[Data items]
◆ ◆ ◆ ◆ ◆
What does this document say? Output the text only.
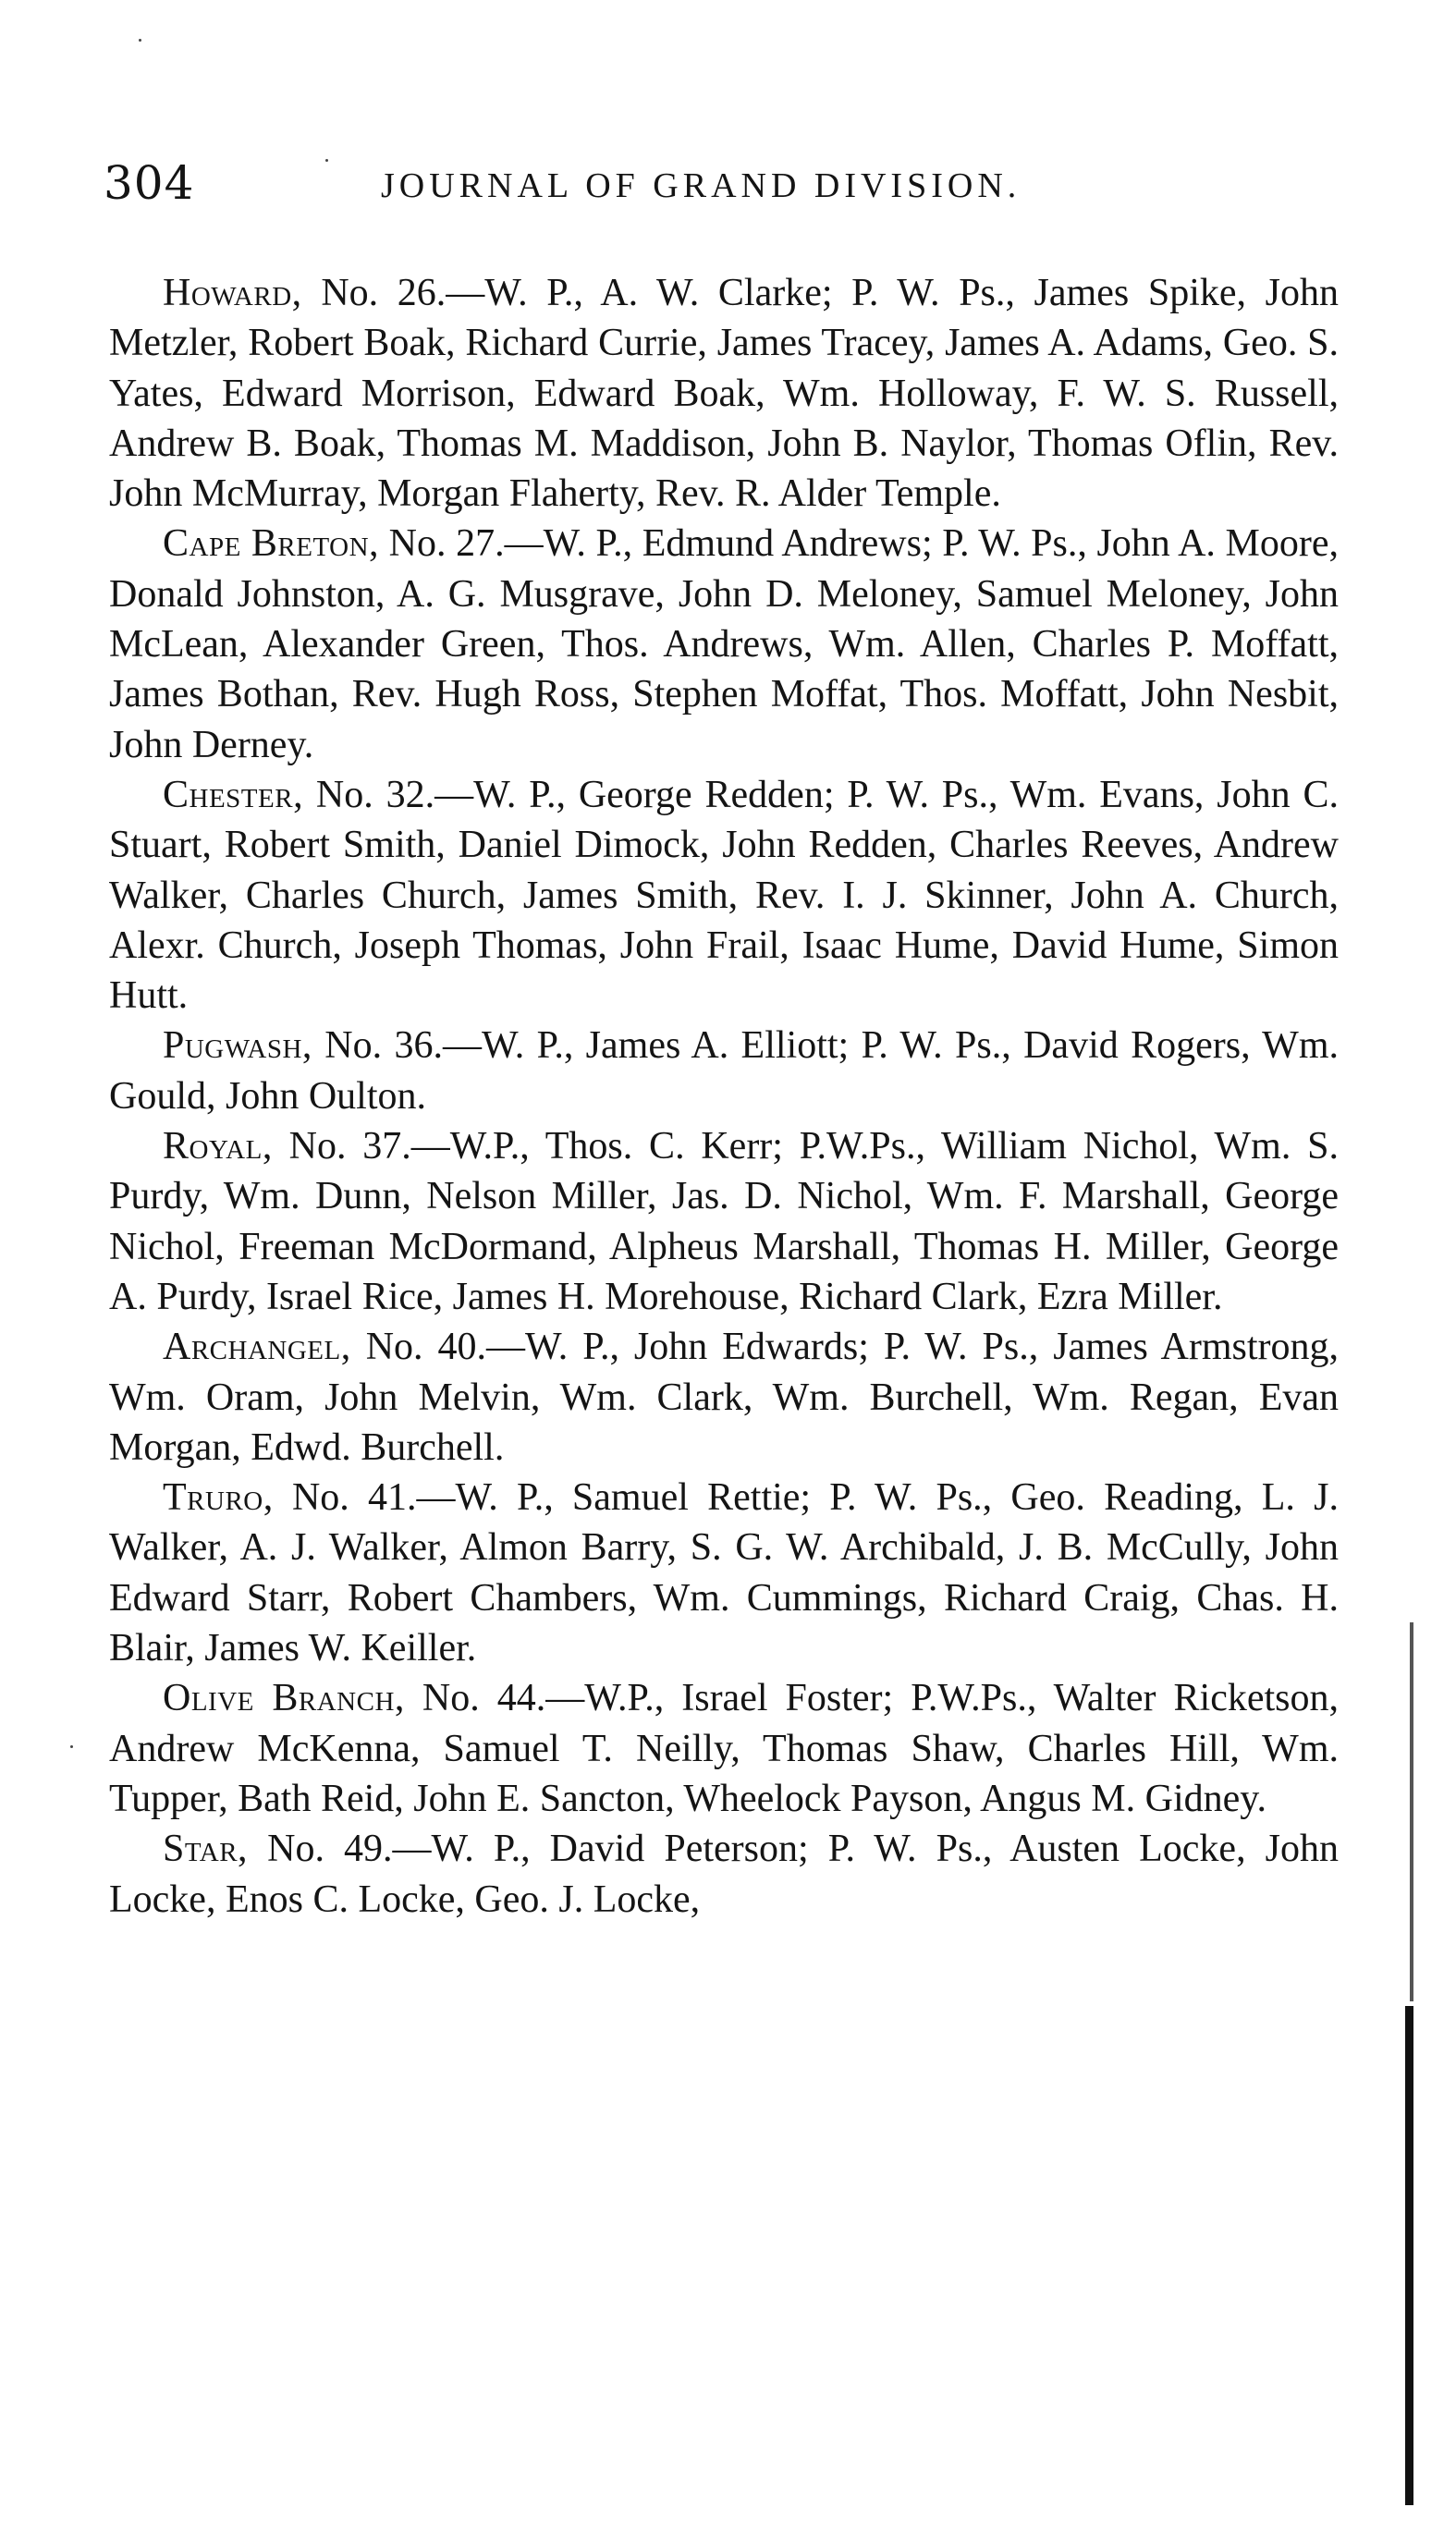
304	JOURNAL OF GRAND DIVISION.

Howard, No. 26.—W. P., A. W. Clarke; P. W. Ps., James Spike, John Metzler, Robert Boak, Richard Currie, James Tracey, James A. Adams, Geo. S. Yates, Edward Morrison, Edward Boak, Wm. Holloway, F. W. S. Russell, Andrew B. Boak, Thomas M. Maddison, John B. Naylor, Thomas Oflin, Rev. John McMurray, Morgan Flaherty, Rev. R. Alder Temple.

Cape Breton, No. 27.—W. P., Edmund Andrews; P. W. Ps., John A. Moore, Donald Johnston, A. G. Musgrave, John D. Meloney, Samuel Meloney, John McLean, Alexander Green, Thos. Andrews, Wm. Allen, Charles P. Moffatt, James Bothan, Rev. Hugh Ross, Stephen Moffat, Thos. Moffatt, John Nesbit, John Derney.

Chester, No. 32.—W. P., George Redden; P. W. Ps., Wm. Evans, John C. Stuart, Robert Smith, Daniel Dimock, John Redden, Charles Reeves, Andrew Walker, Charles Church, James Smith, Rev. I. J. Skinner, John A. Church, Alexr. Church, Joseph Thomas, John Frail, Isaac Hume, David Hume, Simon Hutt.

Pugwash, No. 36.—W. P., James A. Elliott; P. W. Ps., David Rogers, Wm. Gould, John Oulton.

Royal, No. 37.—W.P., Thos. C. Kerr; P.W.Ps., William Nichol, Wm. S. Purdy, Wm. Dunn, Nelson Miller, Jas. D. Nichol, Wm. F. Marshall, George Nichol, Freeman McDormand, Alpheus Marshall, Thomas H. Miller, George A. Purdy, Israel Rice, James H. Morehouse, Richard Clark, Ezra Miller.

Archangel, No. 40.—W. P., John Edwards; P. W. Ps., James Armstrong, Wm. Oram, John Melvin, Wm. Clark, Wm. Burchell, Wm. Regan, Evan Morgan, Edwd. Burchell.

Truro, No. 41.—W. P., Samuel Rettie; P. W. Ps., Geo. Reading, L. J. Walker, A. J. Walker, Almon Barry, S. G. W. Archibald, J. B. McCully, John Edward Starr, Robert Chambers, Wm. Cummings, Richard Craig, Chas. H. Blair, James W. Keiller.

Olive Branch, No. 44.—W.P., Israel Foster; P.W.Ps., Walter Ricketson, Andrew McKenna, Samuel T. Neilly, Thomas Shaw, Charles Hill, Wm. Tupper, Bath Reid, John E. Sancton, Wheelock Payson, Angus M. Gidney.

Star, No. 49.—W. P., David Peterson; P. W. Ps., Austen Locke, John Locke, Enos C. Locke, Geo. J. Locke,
◆ ◆ ◆ ◆ ◆
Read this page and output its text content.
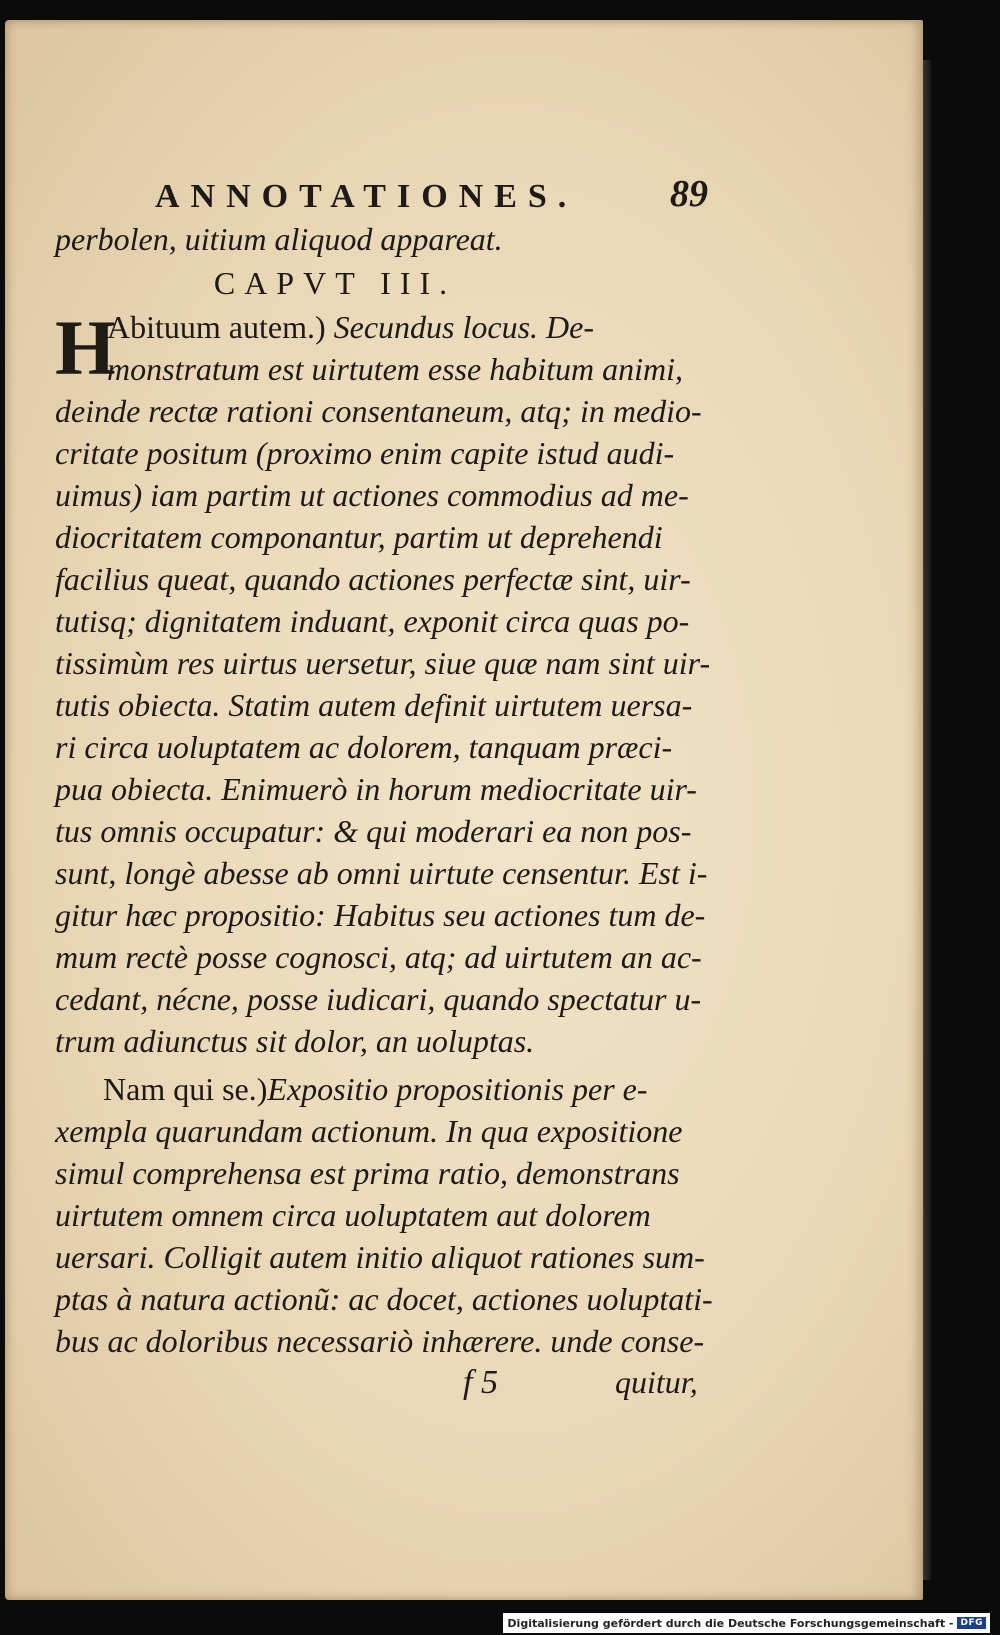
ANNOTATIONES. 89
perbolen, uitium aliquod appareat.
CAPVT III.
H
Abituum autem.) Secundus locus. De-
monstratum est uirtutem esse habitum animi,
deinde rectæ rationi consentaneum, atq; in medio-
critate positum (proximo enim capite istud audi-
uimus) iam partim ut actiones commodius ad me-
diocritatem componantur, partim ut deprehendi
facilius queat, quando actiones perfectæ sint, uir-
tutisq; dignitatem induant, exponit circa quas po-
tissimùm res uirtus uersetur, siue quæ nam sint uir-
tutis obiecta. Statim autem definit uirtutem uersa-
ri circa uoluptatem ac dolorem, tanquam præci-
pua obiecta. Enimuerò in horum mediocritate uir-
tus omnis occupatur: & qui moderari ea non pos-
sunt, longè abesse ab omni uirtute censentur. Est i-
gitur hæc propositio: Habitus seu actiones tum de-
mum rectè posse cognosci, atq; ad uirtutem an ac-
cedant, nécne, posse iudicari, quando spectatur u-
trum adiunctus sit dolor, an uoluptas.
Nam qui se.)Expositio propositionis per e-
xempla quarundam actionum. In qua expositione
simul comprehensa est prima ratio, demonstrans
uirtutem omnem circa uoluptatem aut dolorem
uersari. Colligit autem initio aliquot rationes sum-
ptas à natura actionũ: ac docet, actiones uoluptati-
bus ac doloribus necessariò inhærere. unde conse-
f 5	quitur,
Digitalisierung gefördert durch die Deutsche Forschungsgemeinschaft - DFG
◆ ◆ ◆ ◆ ◆
Go through the data and gather every line that holds "George".

Chester, No. 32.—W. P., George Redden; P. W. Ps., Wm. Evans, John C. Stuart, Robert Smith, Daniel Dimock, John Redden, Charles Reeves, Andrew Walker, Charles Church, James Smith, Rev. I. J. Skinner, John A. Church, Alexr. Church, Joseph Thomas, John Frail, Isaac Hume, David Hume, Simon Hutt.
Royal, No. 37.—W.P., Thos. C. Kerr; P.W.Ps., William Nichol, Wm. S. Purdy, Wm. Dunn, Nelson Miller, Jas. D. Nichol, Wm. F. Marshall, George Nichol, Freeman McDormand, Alpheus Marshall, Thomas H. Miller, George A. Purdy, Israel Rice, James H. Morehouse, Richard Clark, Ezra Miller.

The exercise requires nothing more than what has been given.